▶ WHAT NEEDS TO BE DONE
Find every line containing the word "floor" and report the count, nothing more.

▶ Collected data
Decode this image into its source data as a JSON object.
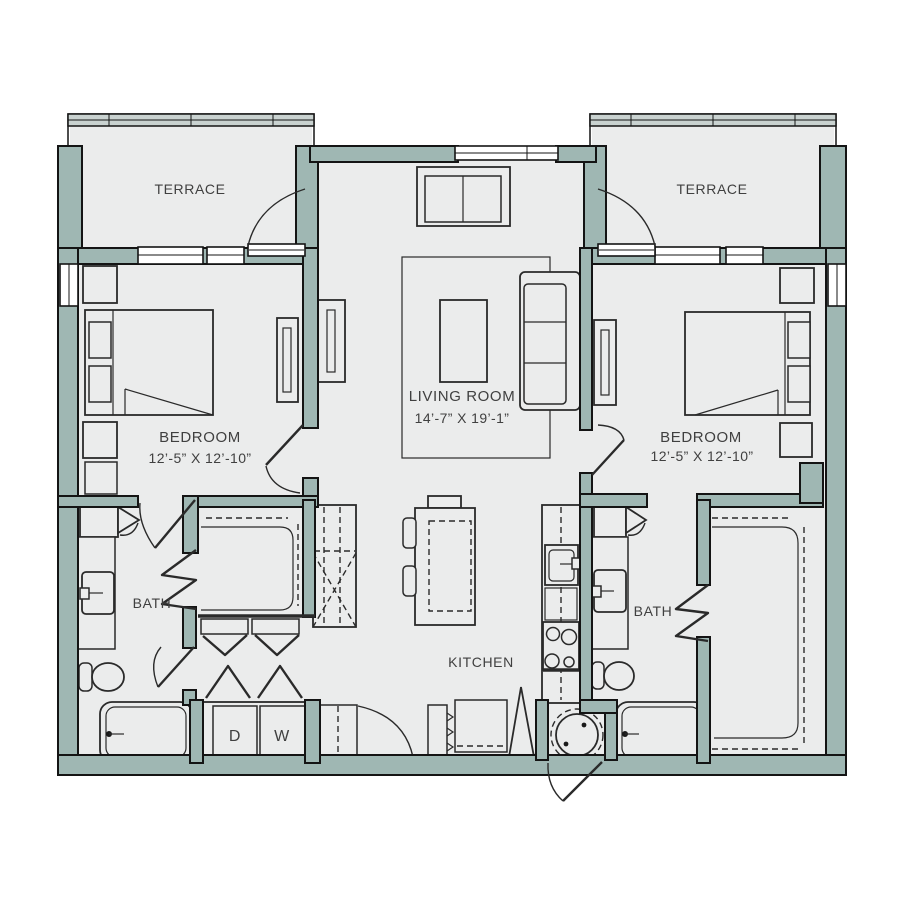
{
  "title": "Two bedroom apartment floor plan",
  "colors": {
    "wall": "#9fb7b3",
    "floor": "#ebecec",
    "railing": "#c9d2d0",
    "line": "#141414",
    "line2": "#2a2a2a",
    "text": "#404040"
  },
  "rooms": {
    "terrace_left": {
      "label": "TERRACE"
    },
    "terrace_right": {
      "label": "TERRACE"
    },
    "bedroom_left": {
      "label": "BEDROOM",
      "dims": "12’-5” X 12’-10”"
    },
    "bedroom_right": {
      "label": "BEDROOM",
      "dims": "12’-5” X 12’-10”"
    },
    "living_room": {
      "label": "LIVING ROOM",
      "dims": "14’-7” X 19’-1”"
    },
    "kitchen": {
      "label": "KITCHEN"
    },
    "bath_left": {
      "label": "BATH"
    },
    "bath_right": {
      "label": "BATH"
    },
    "laundry": {
      "dryer": "D",
      "washer": "W"
    }
  }
}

▶ WRITTEN ANSWER
2